Reproduce all of the data below without alteration; exclude every picture.

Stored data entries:
● ● ● ● ●

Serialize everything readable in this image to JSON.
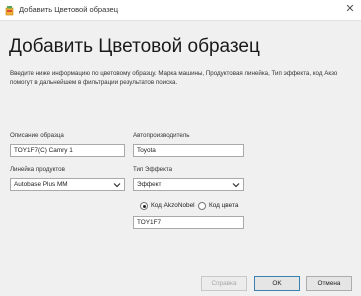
{
  "window": {
    "title": "Добавить Цветовой образец",
    "close_symbol": "✕",
    "icon": "paint-can-icon"
  },
  "heading": "Добавить Цветовой образец",
  "description": "Введите ниже информацию по цветовому образцу. Марка машины, Продуктовая линейка, Тип эффекта, код Акзо помогут в дальнейшем в фильтрации результатов поиска.",
  "fields": {
    "sample_description": {
      "label": "Описание образца",
      "value": "TOY1F7(C) Camry 1"
    },
    "manufacturer": {
      "label": "Автопроизводитель",
      "value": "Toyota"
    },
    "product_line": {
      "label": "Линейка продуктов",
      "value": "Autobase Plus MM"
    },
    "effect_type": {
      "label": "Тип Эффекта",
      "value": "Эффект"
    },
    "code_type": {
      "options": [
        "Код AkzoNobel",
        "Код цвета"
      ],
      "selected": "Код AkzoNobel"
    },
    "code_value": "TOY1F7"
  },
  "buttons": {
    "help": "Справка",
    "ok": "OK",
    "cancel": "Отмена"
  },
  "colors": {
    "accent_border": "#3c7fb1",
    "window_bg": "#f0f0f0"
  }
}
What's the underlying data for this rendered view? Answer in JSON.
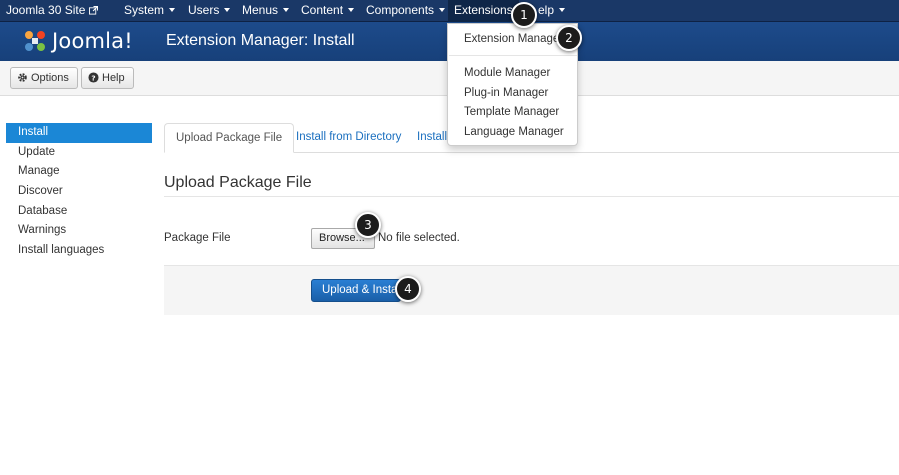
{
  "topnav": {
    "site": "Joomla 30 Site",
    "menus": [
      "System",
      "Users",
      "Menus",
      "Content",
      "Components",
      "Extensions",
      "Help"
    ],
    "help_visible": "elp"
  },
  "header": {
    "logo_text": "Joomla!",
    "title": "Extension Manager: Install"
  },
  "toolbar": {
    "options_label": "Options",
    "help_label": "Help"
  },
  "sidebar": {
    "items": [
      "Install",
      "Update",
      "Manage",
      "Discover",
      "Database",
      "Warnings",
      "Install languages"
    ]
  },
  "tabs": [
    "Upload Package File",
    "Install from Directory",
    "Install"
  ],
  "section": {
    "title": "Upload Package File",
    "field_label": "Package File",
    "browse_label": "Browse...",
    "no_file": "No file selected.",
    "upload_label": "Upload & Install"
  },
  "dropdown": {
    "items": [
      "Extension Manager",
      "Module Manager",
      "Plug-in Manager",
      "Template Manager",
      "Language Manager"
    ]
  },
  "callouts": [
    "1",
    "2",
    "3",
    "4"
  ],
  "colors": {
    "nav_bg": "#1a3867",
    "header_bg": "#1d4b8b",
    "accent": "#1b87d6",
    "upload_btn": "#2a7fd3"
  }
}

● ● ● ● ●

REPLY TO THE TASK -
Serialize everything readable in this image to JSON.
{
  "window": {
    "title": "Добавить Цветовой образец",
    "close_symbol": "✕",
    "icon": "paint-can-icon"
  },
  "heading": "Добавить Цветовой образец",
  "description": "Введите ниже информацию по цветовому образцу. Марка машины, Продуктовая линейка, Тип эффекта, код Акзо помогут в дальнейшем в фильтрации результатов поиска.",
  "fields": {
    "sample_description": {
      "label": "Описание образца",
      "value": "TOY1F7(C) Camry 1"
    },
    "manufacturer": {
      "label": "Автопроизводитель",
      "value": "Toyota"
    },
    "product_line": {
      "label": "Линейка продуктов",
      "value": "Autobase Plus MM"
    },
    "effect_type": {
      "label": "Тип Эффекта",
      "value": "Эффект"
    },
    "code_type": {
      "options": [
        "Код AkzoNobel",
        "Код цвета"
      ],
      "selected": "Код AkzoNobel"
    },
    "code_value": "TOY1F7"
  },
  "buttons": {
    "help": "Справка",
    "ok": "OK",
    "cancel": "Отмена"
  },
  "colors": {
    "accent_border": "#3c7fb1",
    "window_bg": "#f0f0f0"
  }
}
What's the underlying data for this rendered view? Answer in JSON.
{
  "topnav": {
    "site": "Joomla 30 Site",
    "menus": [
      "System",
      "Users",
      "Menus",
      "Content",
      "Components",
      "Extensions",
      "Help"
    ],
    "help_visible": "elp"
  },
  "header": {
    "logo_text": "Joomla!",
    "title": "Extension Manager: Install"
  },
  "toolbar": {
    "options_label": "Options",
    "help_label": "Help"
  },
  "sidebar": {
    "items": [
      "Install",
      "Update",
      "Manage",
      "Discover",
      "Database",
      "Warnings",
      "Install languages"
    ]
  },
  "tabs": [
    "Upload Package File",
    "Install from Directory",
    "Install"
  ],
  "section": {
    "title": "Upload Package File",
    "field_label": "Package File",
    "browse_label": "Browse...",
    "no_file": "No file selected.",
    "upload_label": "Upload & Install"
  },
  "dropdown": {
    "items": [
      "Extension Manager",
      "Module Manager",
      "Plug-in Manager",
      "Template Manager",
      "Language Manager"
    ]
  },
  "callouts": [
    "1",
    "2",
    "3",
    "4"
  ],
  "colors": {
    "nav_bg": "#1a3867",
    "header_bg": "#1d4b8b",
    "accent": "#1b87d6",
    "upload_btn": "#2a7fd3"
  }
}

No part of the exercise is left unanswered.